▶ _DATASET EXCERPTS_
○ ○ ○ ○ ○ ○ ○
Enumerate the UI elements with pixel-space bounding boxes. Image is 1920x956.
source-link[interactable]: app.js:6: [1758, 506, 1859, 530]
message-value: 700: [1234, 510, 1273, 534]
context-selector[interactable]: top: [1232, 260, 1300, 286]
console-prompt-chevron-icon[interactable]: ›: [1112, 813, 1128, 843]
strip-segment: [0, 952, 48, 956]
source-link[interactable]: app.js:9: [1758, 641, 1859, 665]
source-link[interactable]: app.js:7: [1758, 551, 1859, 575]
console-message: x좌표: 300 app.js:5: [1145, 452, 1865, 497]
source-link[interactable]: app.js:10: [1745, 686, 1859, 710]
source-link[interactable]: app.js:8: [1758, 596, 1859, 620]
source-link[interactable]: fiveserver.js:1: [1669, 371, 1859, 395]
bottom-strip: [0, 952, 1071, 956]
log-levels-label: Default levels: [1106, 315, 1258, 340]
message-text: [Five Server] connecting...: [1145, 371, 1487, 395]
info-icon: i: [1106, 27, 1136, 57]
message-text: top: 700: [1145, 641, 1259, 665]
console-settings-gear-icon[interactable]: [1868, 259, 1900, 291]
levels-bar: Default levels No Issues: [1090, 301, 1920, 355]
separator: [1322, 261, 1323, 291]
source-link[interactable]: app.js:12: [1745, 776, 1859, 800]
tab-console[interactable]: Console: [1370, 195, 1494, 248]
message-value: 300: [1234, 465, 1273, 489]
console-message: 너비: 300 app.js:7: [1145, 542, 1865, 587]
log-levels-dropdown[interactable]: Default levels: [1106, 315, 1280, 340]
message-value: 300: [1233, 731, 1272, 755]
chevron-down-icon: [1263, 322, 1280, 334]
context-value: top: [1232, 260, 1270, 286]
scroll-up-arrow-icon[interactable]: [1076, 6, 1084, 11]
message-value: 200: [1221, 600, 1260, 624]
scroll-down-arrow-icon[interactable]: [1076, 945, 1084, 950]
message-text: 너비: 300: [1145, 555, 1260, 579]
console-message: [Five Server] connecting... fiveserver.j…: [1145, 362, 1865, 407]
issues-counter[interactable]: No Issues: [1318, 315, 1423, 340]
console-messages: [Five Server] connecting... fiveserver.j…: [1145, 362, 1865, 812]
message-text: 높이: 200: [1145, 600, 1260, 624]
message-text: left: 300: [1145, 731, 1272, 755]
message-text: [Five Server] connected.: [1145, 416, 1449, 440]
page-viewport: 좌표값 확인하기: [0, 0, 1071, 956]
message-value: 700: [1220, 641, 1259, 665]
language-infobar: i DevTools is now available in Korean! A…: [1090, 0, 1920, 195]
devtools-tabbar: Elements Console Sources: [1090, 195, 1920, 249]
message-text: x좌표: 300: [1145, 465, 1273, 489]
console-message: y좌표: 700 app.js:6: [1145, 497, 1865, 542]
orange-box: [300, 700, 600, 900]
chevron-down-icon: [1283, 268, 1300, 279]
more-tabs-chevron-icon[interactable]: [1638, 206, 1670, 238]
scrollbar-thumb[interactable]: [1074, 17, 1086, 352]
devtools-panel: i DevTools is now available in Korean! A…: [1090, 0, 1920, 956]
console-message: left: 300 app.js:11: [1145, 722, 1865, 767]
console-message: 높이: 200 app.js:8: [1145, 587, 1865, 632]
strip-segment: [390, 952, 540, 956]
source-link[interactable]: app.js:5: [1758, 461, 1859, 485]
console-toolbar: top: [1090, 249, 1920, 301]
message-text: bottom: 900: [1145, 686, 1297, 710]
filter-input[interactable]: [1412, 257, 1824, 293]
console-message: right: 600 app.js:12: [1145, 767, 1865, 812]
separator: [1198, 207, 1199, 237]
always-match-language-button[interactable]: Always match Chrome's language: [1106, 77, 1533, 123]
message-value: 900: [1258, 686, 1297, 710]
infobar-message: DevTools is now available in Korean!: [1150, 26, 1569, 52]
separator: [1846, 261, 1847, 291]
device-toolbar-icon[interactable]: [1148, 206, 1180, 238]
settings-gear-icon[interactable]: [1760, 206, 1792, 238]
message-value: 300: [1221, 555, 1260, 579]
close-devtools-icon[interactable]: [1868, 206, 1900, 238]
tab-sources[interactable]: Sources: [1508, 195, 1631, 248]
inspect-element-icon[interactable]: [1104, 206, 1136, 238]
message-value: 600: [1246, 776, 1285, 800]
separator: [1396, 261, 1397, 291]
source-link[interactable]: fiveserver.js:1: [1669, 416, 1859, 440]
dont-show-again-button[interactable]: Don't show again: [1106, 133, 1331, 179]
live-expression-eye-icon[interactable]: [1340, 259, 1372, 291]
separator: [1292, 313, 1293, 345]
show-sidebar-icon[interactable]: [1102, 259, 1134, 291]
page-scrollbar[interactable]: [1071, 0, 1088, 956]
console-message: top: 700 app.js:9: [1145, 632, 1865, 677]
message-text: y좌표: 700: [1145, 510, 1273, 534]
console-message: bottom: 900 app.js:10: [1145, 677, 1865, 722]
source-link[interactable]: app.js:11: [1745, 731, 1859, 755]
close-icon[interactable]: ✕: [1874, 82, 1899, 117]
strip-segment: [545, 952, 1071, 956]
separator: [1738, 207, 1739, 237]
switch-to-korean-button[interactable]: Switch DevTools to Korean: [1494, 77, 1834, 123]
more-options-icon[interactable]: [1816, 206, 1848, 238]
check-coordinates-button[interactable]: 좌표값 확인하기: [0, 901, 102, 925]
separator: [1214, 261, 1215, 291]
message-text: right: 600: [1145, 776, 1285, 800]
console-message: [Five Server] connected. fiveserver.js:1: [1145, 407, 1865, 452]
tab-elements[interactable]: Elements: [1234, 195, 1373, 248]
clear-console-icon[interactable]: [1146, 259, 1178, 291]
○ ○ ○ ○ ○ ○ ○
▶ _DESCRIPTION OF THE TASK_
Give every line of the records above as a JSON list of strings, one string per line, with blank lines left out.

▶ _TASK SOLUTION_
[
  "Enumerate the UI elements with pixel-space bounding boxes. Image is 1920x956.",
  "source-link[interactable]: app.js:6: [1758, 506, 1859, 530]",
  "message-value: 700: [1234, 510, 1273, 534]",
  "context-selector[interactable]: top: [1232, 260, 1300, 286]",
  "console-prompt-chevron-icon[interactable]: ›: [1112, 813, 1128, 843]",
  "strip-segment: [0, 952, 48, 956]",
  "source-link[interactable]: app.js:9: [1758, 641, 1859, 665]",
  "source-link[interactable]: app.js:7: [1758, 551, 1859, 575]",
  "console-message: x좌표: 300 app.js:5: [1145, 452, 1865, 497]",
  "source-link[interactable]: app.js:10: [1745, 686, 1859, 710]",
  "source-link[interactable]: app.js:8: [1758, 596, 1859, 620]",
  "source-link[interactable]: fiveserver.js:1: [1669, 371, 1859, 395]",
  "bottom-strip: [0, 952, 1071, 956]",
  "log-levels-label: Default levels: [1106, 315, 1258, 340]",
  "message-text: [Five Server] connecting...: [1145, 371, 1487, 395]",
  "info-icon: i: [1106, 27, 1136, 57]",
  "message-text: top: 700: [1145, 641, 1259, 665]",
  "console-settings-gear-icon[interactable]: [1868, 259, 1900, 291]",
  "levels-bar: Default levels No Issues: [1090, 301, 1920, 355]",
  "separator: [1322, 261, 1323, 291]",
  "source-link[interactable]: app.js:12: [1745, 776, 1859, 800]",
  "tab-console[interactable]: Console: [1370, 195, 1494, 248]",
  "message-value: 300: [1234, 465, 1273, 489]",
  "console-message: 너비: 300 app.js:7: [1145, 542, 1865, 587]",
  "log-levels-dropdown[interactable]: Default levels: [1106, 315, 1280, 340]",
  "message-value: 300: [1233, 731, 1272, 755]",
  "chevron-down-icon: [1263, 322, 1280, 334]",
  "context-value: top: [1232, 260, 1270, 286]",
  "scroll-up-arrow-icon[interactable]: [1076, 6, 1084, 11]",
  "message-value: 200: [1221, 600, 1260, 624]",
  "scroll-down-arrow-icon[interactable]: [1076, 945, 1084, 950]",
  "message-text: 너비: 300: [1145, 555, 1260, 579]",
  "console-message: [Five Server] connecting... fiveserver.j…: [1145, 362, 1865, 407]",
  "issues-counter[interactable]: No Issues: [1318, 315, 1423, 340]",
  "console-messages: [Five Server] connecting... fiveserver.j…: [1145, 362, 1865, 812]",
  "message-text: 높이: 200: [1145, 600, 1260, 624]",
  "message-text: left: 300: [1145, 731, 1272, 755]",
  "message-text: [Five Server] connected.: [1145, 416, 1449, 440]",
  "page-viewport: 좌표값 확인하기: [0, 0, 1071, 956]",
  "message-value: 700: [1220, 641, 1259, 665]",
  "language-infobar: i DevTools is now available in Korean! A…: [1090, 0, 1920, 195]",
  "devtools-tabbar: Elements Console Sources: [1090, 195, 1920, 249]",
  "message-text: x좌표: 300: [1145, 465, 1273, 489]",
  "console-message: y좌표: 700 app.js:6: [1145, 497, 1865, 542]",
  "orange-box: [300, 700, 600, 900]",
  "chevron-down-icon: [1283, 268, 1300, 279]",
  "more-tabs-chevron-icon[interactable]: [1638, 206, 1670, 238]",
  "scrollbar-thumb[interactable]: [1074, 17, 1086, 352]",
  "devtools-panel: i DevTools is now available in Korean! A…: [1090, 0, 1920, 956]",
  "console-message: left: 300 app.js:11: [1145, 722, 1865, 767]",
  "console-message: 높이: 200 app.js:8: [1145, 587, 1865, 632]",
  "strip-segment: [390, 952, 540, 956]",
  "source-link[interactable]: app.js:5: [1758, 461, 1859, 485]",
  "console-toolbar: top: [1090, 249, 1920, 301]",
  "message-text: bottom: 900: [1145, 686, 1297, 710]",
  "filter-input[interactable]: [1412, 257, 1824, 293]",
  "console-message: right: 600 app.js:12: [1145, 767, 1865, 812]",
  "separator: [1198, 207, 1199, 237]",
  "always-match-language-button[interactable]: Always match Chrome's language: [1106, 77, 1533, 123]",
  "message-value: 900: [1258, 686, 1297, 710]",
  "infobar-message: DevTools is now available in Korean!: [1150, 26, 1569, 52]",
  "separator: [1846, 261, 1847, 291]",
  "device-toolbar-icon[interactable]: [1148, 206, 1180, 238]",
  "settings-gear-icon[interactable]: [1760, 206, 1792, 238]",
  "message-value: 300: [1221, 555, 1260, 579]",
  "close-devtools-icon[interactable]: [1868, 206, 1900, 238]",
  "tab-sources[interactable]: Sources: [1508, 195, 1631, 248]",
  "inspect-element-icon[interactable]: [1104, 206, 1136, 238]",
  "message-value: 600: [1246, 776, 1285, 800]",
  "separator: [1396, 261, 1397, 291]",
  "source-link[interactable]: fiveserver.js:1: [1669, 416, 1859, 440]",
  "dont-show-again-button[interactable]: Don't show again: [1106, 133, 1331, 179]",
  "live-expression-eye-icon[interactable]: [1340, 259, 1372, 291]",
  "separator: [1292, 313, 1293, 345]",
  "show-sidebar-icon[interactable]: [1102, 259, 1134, 291]",
  "page-scrollbar[interactable]: [1071, 0, 1088, 956]",
  "console-message: top: 700 app.js:9: [1145, 632, 1865, 677]",
  "message-text: y좌표: 700: [1145, 510, 1273, 534]",
  "console-message: bottom: 900 app.js:10: [1145, 677, 1865, 722]",
  "source-link[interactable]: app.js:11: [1745, 731, 1859, 755]",
  "close-icon[interactable]: ✕: [1874, 82, 1899, 117]",
  "strip-segment: [545, 952, 1071, 956]",
  "separator: [1738, 207, 1739, 237]",
  "switch-to-korean-button[interactable]: Switch DevTools to Korean: [1494, 77, 1834, 123]",
  "more-options-icon[interactable]: [1816, 206, 1848, 238]",
  "check-coordinates-button[interactable]: 좌표값 확인하기: [0, 901, 102, 925]",
  "separator: [1214, 261, 1215, 291]",
  "message-text: right: 600: [1145, 776, 1285, 800]",
  "console-message: [Five Server] connected. fiveserver.js:1: [1145, 407, 1865, 452]",
  "tab-elements[interactable]: Elements: [1234, 195, 1373, 248]",
  "clear-console-icon[interactable]: [1146, 259, 1178, 291]"
]